╭──

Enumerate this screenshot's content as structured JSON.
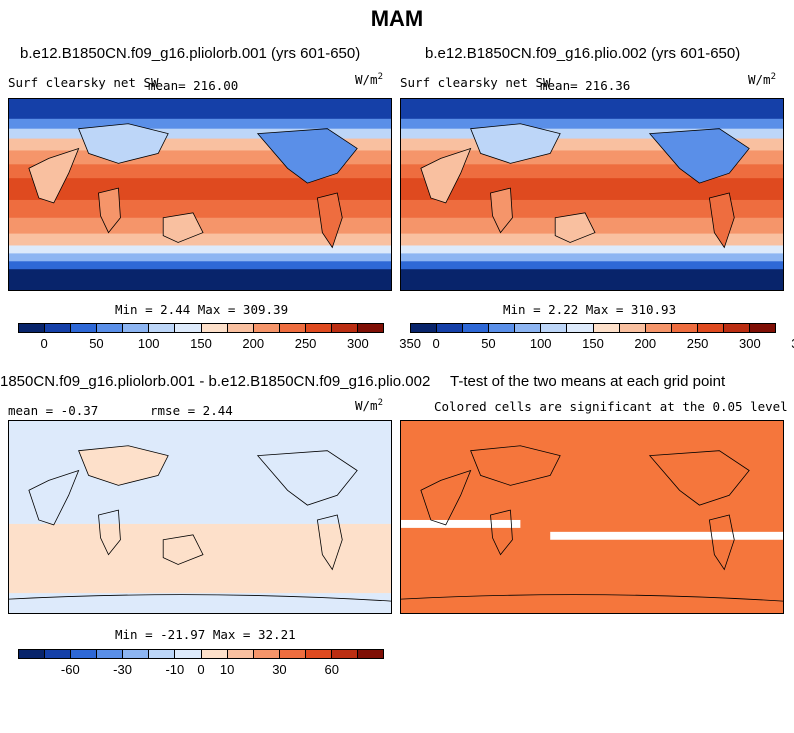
{
  "title": "MAM",
  "panels": [
    {
      "title": "b.e12.B1850CN.f09_g16.pliolorb.001 (yrs 601-650)",
      "left": "Surf clearsky net SW",
      "mean": "mean= 216.00",
      "units": "W/m",
      "units_sup": "2",
      "minmax": "Min =    2.44 Max = 309.39"
    },
    {
      "title": "b.e12.B1850CN.f09_g16.plio.002 (yrs 601-650)",
      "left": "Surf clearsky net SW",
      "mean": "mean= 216.36",
      "units": "W/m",
      "units_sup": "2",
      "minmax": "Min =    2.22 Max = 310.93"
    },
    {
      "title": "1850CN.f09_g16.pliolorb.001 - b.e12.B1850CN.f09_g16.plio.002",
      "left": "mean =   -0.37",
      "mean": "rmse =    2.44",
      "units": "W/m",
      "units_sup": "2",
      "minmax": "Min = -21.97 Max =  32.21"
    },
    {
      "title": "T-test of the two means at each grid point",
      "left": "Colored cells are significant at the 0.05 level"
    }
  ],
  "colorbar_abs": {
    "colors": [
      "#08246b",
      "#1540a8",
      "#2e68d6",
      "#5a8fe8",
      "#8db5f2",
      "#bdd6f8",
      "#ddeafb",
      "#fde0ca",
      "#f9c0a0",
      "#f5956a",
      "#ee6d3f",
      "#df4a1f",
      "#bb2e12",
      "#7f0f05"
    ],
    "ticks": [
      "0",
      "50",
      "100",
      "150",
      "200",
      "250",
      "300",
      "350"
    ]
  },
  "colorbar_diff": {
    "colors": [
      "#08246b",
      "#1540a8",
      "#2e68d6",
      "#5a8fe8",
      "#8db5f2",
      "#bdd6f8",
      "#ddeafb",
      "#fde0ca",
      "#f9c0a0",
      "#f5956a",
      "#ee6d3f",
      "#df4a1f",
      "#bb2e12",
      "#7f0f05"
    ],
    "ticks": [
      "-60",
      "-30",
      "-10",
      "0",
      "10",
      "30",
      "60"
    ]
  }
}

╰──

An exact copy of the material above is required, free of any pictures.

_Exercise response_
Enumerate this screenshot's content as structured JSON.
{
  "title": "MAM",
  "panels": [
    {
      "title": "b.e12.B1850CN.f09_g16.pliolorb.001 (yrs 601-650)",
      "left": "Surf clearsky net SW",
      "mean": "mean= 216.00",
      "units": "W/m",
      "units_sup": "2",
      "minmax": "Min =    2.44 Max = 309.39"
    },
    {
      "title": "b.e12.B1850CN.f09_g16.plio.002 (yrs 601-650)",
      "left": "Surf clearsky net SW",
      "mean": "mean= 216.36",
      "units": "W/m",
      "units_sup": "2",
      "minmax": "Min =    2.22 Max = 310.93"
    },
    {
      "title": "1850CN.f09_g16.pliolorb.001 - b.e12.B1850CN.f09_g16.plio.002",
      "left": "mean =   -0.37",
      "mean": "rmse =    2.44",
      "units": "W/m",
      "units_sup": "2",
      "minmax": "Min = -21.97 Max =  32.21"
    },
    {
      "title": "T-test of the two means at each grid point",
      "left": "Colored cells are significant at the 0.05 level"
    }
  ],
  "colorbar_abs": {
    "colors": [
      "#08246b",
      "#1540a8",
      "#2e68d6",
      "#5a8fe8",
      "#8db5f2",
      "#bdd6f8",
      "#ddeafb",
      "#fde0ca",
      "#f9c0a0",
      "#f5956a",
      "#ee6d3f",
      "#df4a1f",
      "#bb2e12",
      "#7f0f05"
    ],
    "ticks": [
      "0",
      "50",
      "100",
      "150",
      "200",
      "250",
      "300",
      "350"
    ]
  },
  "colorbar_diff": {
    "colors": [
      "#08246b",
      "#1540a8",
      "#2e68d6",
      "#5a8fe8",
      "#8db5f2",
      "#bdd6f8",
      "#ddeafb",
      "#fde0ca",
      "#f9c0a0",
      "#f5956a",
      "#ee6d3f",
      "#df4a1f",
      "#bb2e12",
      "#7f0f05"
    ],
    "ticks": [
      "-60",
      "-30",
      "-10",
      "0",
      "10",
      "30",
      "60"
    ]
  }
}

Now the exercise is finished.